What is required: Please restate the following records word for word.

Entries supplied:
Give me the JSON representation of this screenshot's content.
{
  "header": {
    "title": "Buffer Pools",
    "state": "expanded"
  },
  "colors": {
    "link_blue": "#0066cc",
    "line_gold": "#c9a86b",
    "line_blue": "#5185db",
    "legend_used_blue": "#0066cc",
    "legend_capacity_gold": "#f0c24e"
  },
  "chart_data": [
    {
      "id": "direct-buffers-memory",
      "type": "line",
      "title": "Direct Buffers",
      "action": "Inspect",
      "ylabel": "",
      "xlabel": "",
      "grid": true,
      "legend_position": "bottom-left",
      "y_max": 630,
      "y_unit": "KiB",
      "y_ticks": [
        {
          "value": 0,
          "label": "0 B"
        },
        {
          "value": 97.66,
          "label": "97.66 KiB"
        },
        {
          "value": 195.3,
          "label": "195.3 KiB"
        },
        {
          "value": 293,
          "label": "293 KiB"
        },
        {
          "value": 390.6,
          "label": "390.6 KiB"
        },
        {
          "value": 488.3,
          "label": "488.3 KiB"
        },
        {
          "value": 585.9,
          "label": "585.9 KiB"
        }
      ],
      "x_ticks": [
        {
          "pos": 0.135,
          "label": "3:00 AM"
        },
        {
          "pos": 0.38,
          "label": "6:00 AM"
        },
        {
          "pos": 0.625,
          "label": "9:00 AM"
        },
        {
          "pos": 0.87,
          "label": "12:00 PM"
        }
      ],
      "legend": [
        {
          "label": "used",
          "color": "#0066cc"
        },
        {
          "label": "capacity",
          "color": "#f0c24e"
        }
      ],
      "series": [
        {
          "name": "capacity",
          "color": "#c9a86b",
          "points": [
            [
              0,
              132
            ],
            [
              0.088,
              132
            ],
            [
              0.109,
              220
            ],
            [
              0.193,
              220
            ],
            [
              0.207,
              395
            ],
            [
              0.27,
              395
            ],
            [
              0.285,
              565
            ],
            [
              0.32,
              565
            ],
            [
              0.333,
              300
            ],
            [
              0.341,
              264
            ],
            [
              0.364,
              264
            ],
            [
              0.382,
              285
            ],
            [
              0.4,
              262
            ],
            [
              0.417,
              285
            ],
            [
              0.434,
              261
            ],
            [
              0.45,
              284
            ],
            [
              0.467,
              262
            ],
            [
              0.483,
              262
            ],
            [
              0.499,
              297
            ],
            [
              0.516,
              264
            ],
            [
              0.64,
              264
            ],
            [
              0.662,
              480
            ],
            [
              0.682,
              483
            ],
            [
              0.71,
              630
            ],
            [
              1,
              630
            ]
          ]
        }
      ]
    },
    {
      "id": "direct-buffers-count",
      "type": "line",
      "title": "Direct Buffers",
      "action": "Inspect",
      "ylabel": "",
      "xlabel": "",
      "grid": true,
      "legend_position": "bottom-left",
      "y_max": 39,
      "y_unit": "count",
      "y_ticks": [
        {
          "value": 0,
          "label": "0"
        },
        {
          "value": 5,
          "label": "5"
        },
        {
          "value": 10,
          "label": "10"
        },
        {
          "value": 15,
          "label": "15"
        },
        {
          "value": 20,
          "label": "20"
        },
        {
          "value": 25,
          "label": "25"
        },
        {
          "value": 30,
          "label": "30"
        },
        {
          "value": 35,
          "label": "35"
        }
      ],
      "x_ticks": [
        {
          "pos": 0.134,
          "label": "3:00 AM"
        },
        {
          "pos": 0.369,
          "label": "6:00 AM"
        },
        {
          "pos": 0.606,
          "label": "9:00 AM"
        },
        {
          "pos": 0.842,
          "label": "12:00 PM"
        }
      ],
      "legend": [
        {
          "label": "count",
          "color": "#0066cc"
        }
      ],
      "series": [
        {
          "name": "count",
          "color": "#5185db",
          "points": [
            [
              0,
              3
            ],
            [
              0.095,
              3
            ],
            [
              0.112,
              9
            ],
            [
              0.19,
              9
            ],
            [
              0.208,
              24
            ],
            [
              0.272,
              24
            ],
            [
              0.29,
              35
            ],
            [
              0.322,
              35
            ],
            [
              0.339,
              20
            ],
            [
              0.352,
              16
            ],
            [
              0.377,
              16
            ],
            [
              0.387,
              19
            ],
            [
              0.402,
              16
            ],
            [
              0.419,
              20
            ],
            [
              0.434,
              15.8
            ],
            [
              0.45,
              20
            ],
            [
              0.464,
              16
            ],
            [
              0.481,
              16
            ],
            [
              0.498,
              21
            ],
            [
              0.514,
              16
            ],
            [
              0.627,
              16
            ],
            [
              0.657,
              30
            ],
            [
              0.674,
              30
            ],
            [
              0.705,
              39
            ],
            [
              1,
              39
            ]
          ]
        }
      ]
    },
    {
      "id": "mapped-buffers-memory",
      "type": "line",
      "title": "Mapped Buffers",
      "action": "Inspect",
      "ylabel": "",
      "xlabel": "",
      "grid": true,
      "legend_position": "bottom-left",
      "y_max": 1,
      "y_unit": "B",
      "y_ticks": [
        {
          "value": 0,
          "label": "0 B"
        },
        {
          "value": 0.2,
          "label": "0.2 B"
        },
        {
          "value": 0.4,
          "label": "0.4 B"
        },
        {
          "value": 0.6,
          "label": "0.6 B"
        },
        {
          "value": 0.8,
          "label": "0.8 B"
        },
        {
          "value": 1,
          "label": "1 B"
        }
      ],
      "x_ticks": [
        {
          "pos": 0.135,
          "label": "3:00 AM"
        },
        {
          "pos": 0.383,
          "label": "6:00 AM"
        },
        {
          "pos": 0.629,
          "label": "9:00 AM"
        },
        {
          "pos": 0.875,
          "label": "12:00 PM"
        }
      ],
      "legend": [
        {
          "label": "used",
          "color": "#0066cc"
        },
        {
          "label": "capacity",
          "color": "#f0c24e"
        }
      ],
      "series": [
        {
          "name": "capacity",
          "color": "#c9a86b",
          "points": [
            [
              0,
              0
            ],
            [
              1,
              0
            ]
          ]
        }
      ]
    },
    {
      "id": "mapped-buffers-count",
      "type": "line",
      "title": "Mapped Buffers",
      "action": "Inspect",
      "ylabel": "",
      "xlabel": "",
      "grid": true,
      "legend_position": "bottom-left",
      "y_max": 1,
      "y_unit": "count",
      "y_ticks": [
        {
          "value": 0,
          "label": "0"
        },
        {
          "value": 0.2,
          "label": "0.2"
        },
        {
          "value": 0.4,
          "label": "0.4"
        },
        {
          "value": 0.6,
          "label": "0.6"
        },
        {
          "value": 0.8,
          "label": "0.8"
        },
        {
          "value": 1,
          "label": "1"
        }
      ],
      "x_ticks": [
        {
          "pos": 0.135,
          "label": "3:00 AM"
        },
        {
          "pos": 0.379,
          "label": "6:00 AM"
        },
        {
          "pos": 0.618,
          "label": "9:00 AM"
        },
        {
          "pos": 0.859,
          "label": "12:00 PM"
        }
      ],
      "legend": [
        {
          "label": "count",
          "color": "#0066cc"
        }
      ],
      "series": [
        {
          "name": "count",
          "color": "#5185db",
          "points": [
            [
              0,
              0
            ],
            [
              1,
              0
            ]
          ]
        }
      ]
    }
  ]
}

Task solution:
Give me the JSON representation of this screenshot's content.
{
  "header": {
    "title": "Buffer Pools",
    "state": "expanded"
  },
  "colors": {
    "link_blue": "#0066cc",
    "line_gold": "#c9a86b",
    "line_blue": "#5185db",
    "legend_used_blue": "#0066cc",
    "legend_capacity_gold": "#f0c24e"
  },
  "chart_data": [
    {
      "id": "direct-buffers-memory",
      "type": "line",
      "title": "Direct Buffers",
      "action": "Inspect",
      "ylabel": "",
      "xlabel": "",
      "grid": true,
      "legend_position": "bottom-left",
      "y_max": 630,
      "y_unit": "KiB",
      "y_ticks": [
        {
          "value": 0,
          "label": "0 B"
        },
        {
          "value": 97.66,
          "label": "97.66 KiB"
        },
        {
          "value": 195.3,
          "label": "195.3 KiB"
        },
        {
          "value": 293,
          "label": "293 KiB"
        },
        {
          "value": 390.6,
          "label": "390.6 KiB"
        },
        {
          "value": 488.3,
          "label": "488.3 KiB"
        },
        {
          "value": 585.9,
          "label": "585.9 KiB"
        }
      ],
      "x_ticks": [
        {
          "pos": 0.135,
          "label": "3:00 AM"
        },
        {
          "pos": 0.38,
          "label": "6:00 AM"
        },
        {
          "pos": 0.625,
          "label": "9:00 AM"
        },
        {
          "pos": 0.87,
          "label": "12:00 PM"
        }
      ],
      "legend": [
        {
          "label": "used",
          "color": "#0066cc"
        },
        {
          "label": "capacity",
          "color": "#f0c24e"
        }
      ],
      "series": [
        {
          "name": "capacity",
          "color": "#c9a86b",
          "points": [
            [
              0,
              132
            ],
            [
              0.088,
              132
            ],
            [
              0.109,
              220
            ],
            [
              0.193,
              220
            ],
            [
              0.207,
              395
            ],
            [
              0.27,
              395
            ],
            [
              0.285,
              565
            ],
            [
              0.32,
              565
            ],
            [
              0.333,
              300
            ],
            [
              0.341,
              264
            ],
            [
              0.364,
              264
            ],
            [
              0.382,
              285
            ],
            [
              0.4,
              262
            ],
            [
              0.417,
              285
            ],
            [
              0.434,
              261
            ],
            [
              0.45,
              284
            ],
            [
              0.467,
              262
            ],
            [
              0.483,
              262
            ],
            [
              0.499,
              297
            ],
            [
              0.516,
              264
            ],
            [
              0.64,
              264
            ],
            [
              0.662,
              480
            ],
            [
              0.682,
              483
            ],
            [
              0.71,
              630
            ],
            [
              1,
              630
            ]
          ]
        }
      ]
    },
    {
      "id": "direct-buffers-count",
      "type": "line",
      "title": "Direct Buffers",
      "action": "Inspect",
      "ylabel": "",
      "xlabel": "",
      "grid": true,
      "legend_position": "bottom-left",
      "y_max": 39,
      "y_unit": "count",
      "y_ticks": [
        {
          "value": 0,
          "label": "0"
        },
        {
          "value": 5,
          "label": "5"
        },
        {
          "value": 10,
          "label": "10"
        },
        {
          "value": 15,
          "label": "15"
        },
        {
          "value": 20,
          "label": "20"
        },
        {
          "value": 25,
          "label": "25"
        },
        {
          "value": 30,
          "label": "30"
        },
        {
          "value": 35,
          "label": "35"
        }
      ],
      "x_ticks": [
        {
          "pos": 0.134,
          "label": "3:00 AM"
        },
        {
          "pos": 0.369,
          "label": "6:00 AM"
        },
        {
          "pos": 0.606,
          "label": "9:00 AM"
        },
        {
          "pos": 0.842,
          "label": "12:00 PM"
        }
      ],
      "legend": [
        {
          "label": "count",
          "color": "#0066cc"
        }
      ],
      "series": [
        {
          "name": "count",
          "color": "#5185db",
          "points": [
            [
              0,
              3
            ],
            [
              0.095,
              3
            ],
            [
              0.112,
              9
            ],
            [
              0.19,
              9
            ],
            [
              0.208,
              24
            ],
            [
              0.272,
              24
            ],
            [
              0.29,
              35
            ],
            [
              0.322,
              35
            ],
            [
              0.339,
              20
            ],
            [
              0.352,
              16
            ],
            [
              0.377,
              16
            ],
            [
              0.387,
              19
            ],
            [
              0.402,
              16
            ],
            [
              0.419,
              20
            ],
            [
              0.434,
              15.8
            ],
            [
              0.45,
              20
            ],
            [
              0.464,
              16
            ],
            [
              0.481,
              16
            ],
            [
              0.498,
              21
            ],
            [
              0.514,
              16
            ],
            [
              0.627,
              16
            ],
            [
              0.657,
              30
            ],
            [
              0.674,
              30
            ],
            [
              0.705,
              39
            ],
            [
              1,
              39
            ]
          ]
        }
      ]
    },
    {
      "id": "mapped-buffers-memory",
      "type": "line",
      "title": "Mapped Buffers",
      "action": "Inspect",
      "ylabel": "",
      "xlabel": "",
      "grid": true,
      "legend_position": "bottom-left",
      "y_max": 1,
      "y_unit": "B",
      "y_ticks": [
        {
          "value": 0,
          "label": "0 B"
        },
        {
          "value": 0.2,
          "label": "0.2 B"
        },
        {
          "value": 0.4,
          "label": "0.4 B"
        },
        {
          "value": 0.6,
          "label": "0.6 B"
        },
        {
          "value": 0.8,
          "label": "0.8 B"
        },
        {
          "value": 1,
          "label": "1 B"
        }
      ],
      "x_ticks": [
        {
          "pos": 0.135,
          "label": "3:00 AM"
        },
        {
          "pos": 0.383,
          "label": "6:00 AM"
        },
        {
          "pos": 0.629,
          "label": "9:00 AM"
        },
        {
          "pos": 0.875,
          "label": "12:00 PM"
        }
      ],
      "legend": [
        {
          "label": "used",
          "color": "#0066cc"
        },
        {
          "label": "capacity",
          "color": "#f0c24e"
        }
      ],
      "series": [
        {
          "name": "capacity",
          "color": "#c9a86b",
          "points": [
            [
              0,
              0
            ],
            [
              1,
              0
            ]
          ]
        }
      ]
    },
    {
      "id": "mapped-buffers-count",
      "type": "line",
      "title": "Mapped Buffers",
      "action": "Inspect",
      "ylabel": "",
      "xlabel": "",
      "grid": true,
      "legend_position": "bottom-left",
      "y_max": 1,
      "y_unit": "count",
      "y_ticks": [
        {
          "value": 0,
          "label": "0"
        },
        {
          "value": 0.2,
          "label": "0.2"
        },
        {
          "value": 0.4,
          "label": "0.4"
        },
        {
          "value": 0.6,
          "label": "0.6"
        },
        {
          "value": 0.8,
          "label": "0.8"
        },
        {
          "value": 1,
          "label": "1"
        }
      ],
      "x_ticks": [
        {
          "pos": 0.135,
          "label": "3:00 AM"
        },
        {
          "pos": 0.379,
          "label": "6:00 AM"
        },
        {
          "pos": 0.618,
          "label": "9:00 AM"
        },
        {
          "pos": 0.859,
          "label": "12:00 PM"
        }
      ],
      "legend": [
        {
          "label": "count",
          "color": "#0066cc"
        }
      ],
      "series": [
        {
          "name": "count",
          "color": "#5185db",
          "points": [
            [
              0,
              0
            ],
            [
              1,
              0
            ]
          ]
        }
      ]
    }
  ]
}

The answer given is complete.